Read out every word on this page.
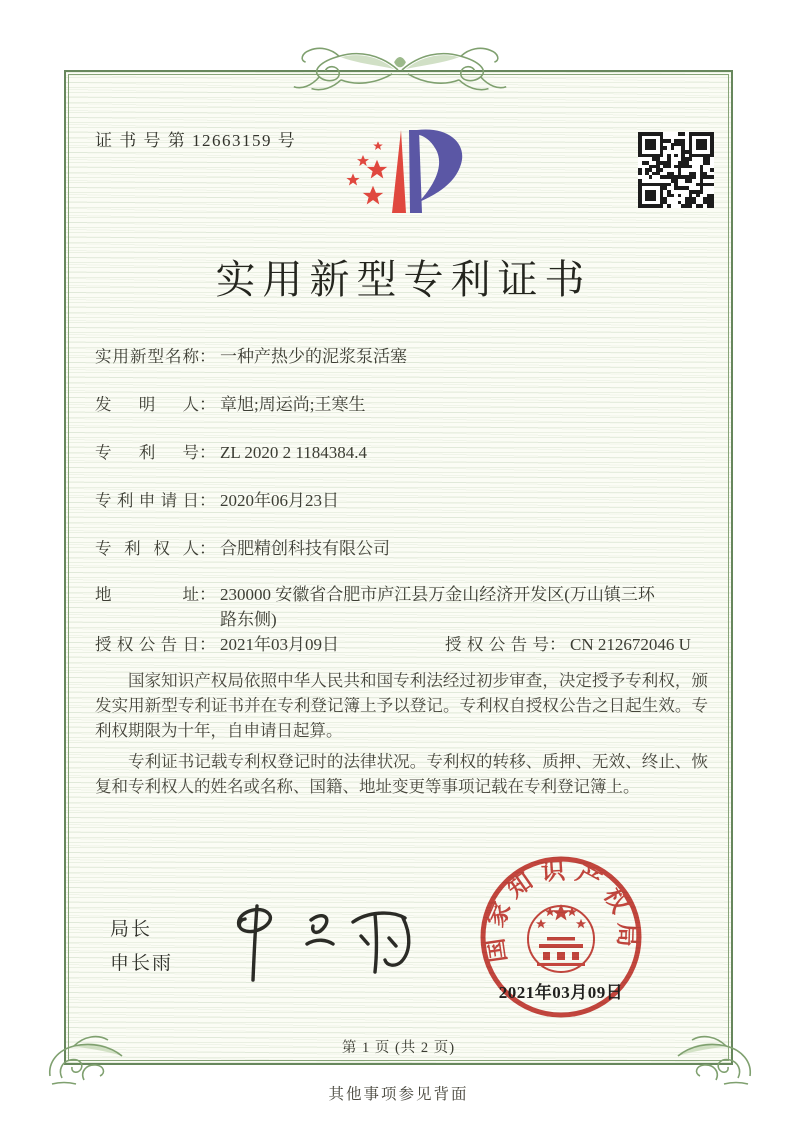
证 书 号 第 12663159 号
实用新型专利证书
实用新型名称： 一种产热少的泥浆泵活塞
发明人： 章旭;周运尚;王寒生
专利号： ZL 2020 2 1184384.4
专利申请日： 2020年06月23日
专利权人： 合肥精创科技有限公司
地址： 230000 安徽省合肥市庐江县万金山经济开发区(万山镇三环路东侧)
授权公告日： 2021年03月09日	授权公告号： CN 212672046 U

国家知识产权局依照中华人民共和国专利法经过初步审查，决定授予专利权，颁发实用新型专利证书并在专利登记簿上予以登记。专利权自授权公告之日起生效。专利权期限为十年，自申请日起算。

专利证书记载专利权登记时的法律状况。专利权的转移、质押、无效、终止、恢复和专利权人的姓名或名称、国籍、地址变更等事项记载在专利登记簿上。

局长
申长雨	国家知识产权局
2021年03月09日
第 1 页 (共 2 页)
其他事项参见背面
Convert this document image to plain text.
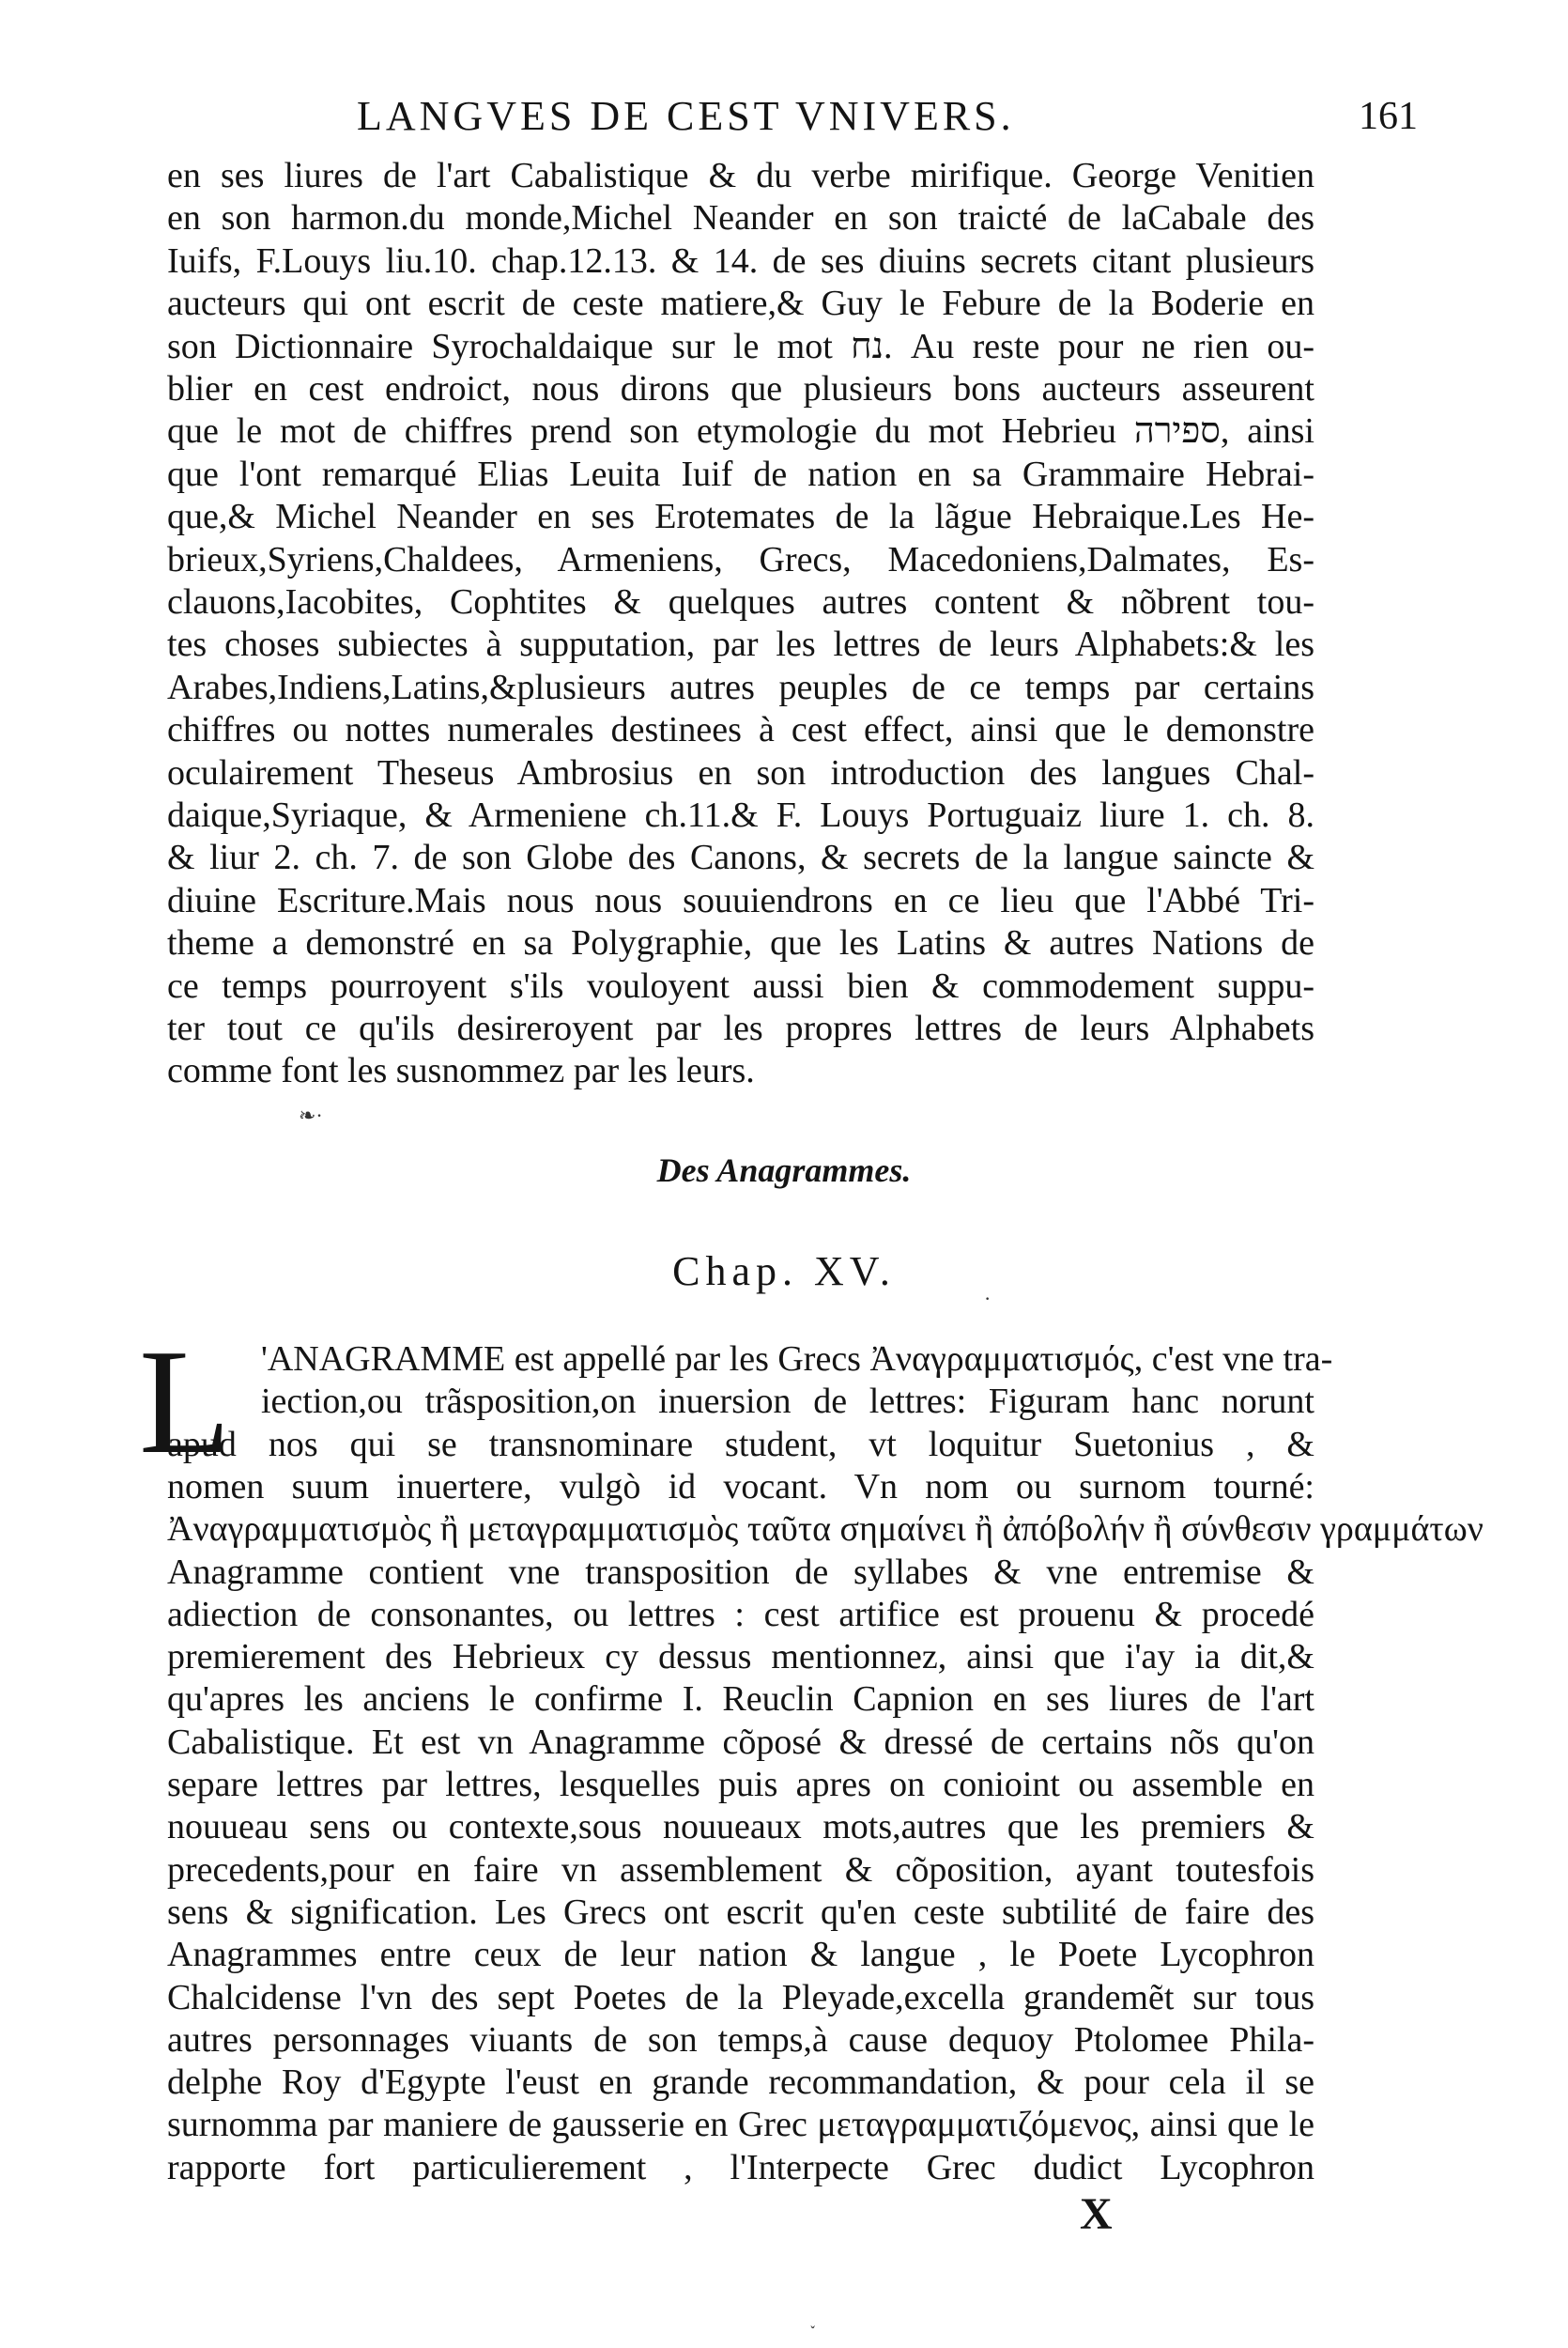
LANGVES DE CEST VNIVERS.	161
en ses liures de l'art Cabalistique & du verbe mirifique. George Venitien
en son harmon.du monde,Michel Neander en son traicté de laCabale des
Iuifs, F.Louys liu.10. chap.12.13. & 14. de ses diuins secrets citant plusieurs
aucteurs qui ont escrit de ceste matiere,& Guy le Febure de la Boderie en
son Dictionnaire Syrochaldaique sur le mot נח. Au reste pour ne rien ou-
blier en cest endroict, nous dirons que plusieurs bons aucteurs asseurent
que le mot de chiffres prend son etymologie du mot Hebrieu ספירה, ainsi
que l'ont remarqué Elias Leuita Iuif de nation en sa Grammaire Hebrai-
que,& Michel Neander en ses Erotemates de la lãgue Hebraique.Les He-
brieux,Syriens,Chaldees, Armeniens, Grecs, Macedoniens,Dalmates, Es-
clauons,Iacobites, Cophtites & quelques autres content & nõbrent tou-
tes choses subiectes à supputation, par les lettres de leurs Alphabets:& les
Arabes,Indiens,Latins,&plusieurs autres peuples de ce temps par certains
chiffres ou nottes numerales destinees à cest effect, ainsi que le demonstre
oculairement Theseus Ambrosius en son introduction des langues Chal-
daique,Syriaque, & Armeniene ch.11.& F. Louys Portuguaiz liure 1. ch. 8.
& liur 2. ch. 7. de son Globe des Canons, & secrets de la langue saincte &
diuine Escriture.Mais nous nous souuiendrons en ce lieu que l'Abbé Tri-
theme a demonstré en sa Polygraphie, que les Latins & autres Nations de
ce temps pourroyent s'ils vouloyent aussi bien & commodement suppu-
ter tout ce qu'ils desireroyent par les propres lettres de leurs Alphabets
comme font les susnommez par les leurs.
❧·
Des Anagrammes.
Chap. XV.
·
L 'ANAGRAMME est appellé par les Grecs Ἀναγραμματισμός, c'est vne tra-
iection,ou trãsposition,on inuersion de lettres: Figuram hanc norunt
apud nos qui se transnominare student, vt loquitur Suetonius , &
nomen suum inuertere, vulgò id vocant. Vn nom ou surnom tourné:
Ἀναγραμματισμὸς ἢ μεταγραμματισμὸς ταῦτα σημαίνει ἢ ἀπόβολήν ἢ σύνθεσιν γραμμάτων
Anagramme contient vne transposition de syllabes & vne entremise &
adiection de consonantes, ou lettres : cest artifice est prouenu & procedé
premierement des Hebrieux cy dessus mentionnez, ainsi que i'ay ia dit,&
qu'apres les anciens le confirme I. Reuclin Capnion en ses liures de l'art
Cabalistique. Et est vn Anagramme cõposé & dressé de certains nõs qu'on
separe lettres par lettres, lesquelles puis apres on conioint ou assemble en
nouueau sens ou contexte,sous nouueaux mots,autres que les premiers &
precedents,pour en faire vn assemblement & cõposition, ayant toutesfois
sens & signification. Les Grecs ont escrit qu'en ceste subtilité de faire des
Anagrammes entre ceux de leur nation & langue , le Poete Lycophron
Chalcidense l'vn des sept Poetes de la Pleyade,excella grandemẽt sur tous
autres personnages viuants de son temps,à cause dequoy Ptolomee Phila-
delphe Roy d'Egypte l'eust en grande recommandation, & pour cela il se
surnomma par maniere de gausserie en Grec μεταγραμματιζόμενος, ainsi que le
rapporte fort particulierement , l'Interpecte Grec dudict Lycophron
X
˯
• • • •
Set exercise =>
Take every line above carrying "Lycophron" and return it.

Problem solution =>
Anagrammes entre ceux de leur nation & langue , le Poete Lycophron
rapporte fort particulierement , l'Interpecte Grec dudict Lycophron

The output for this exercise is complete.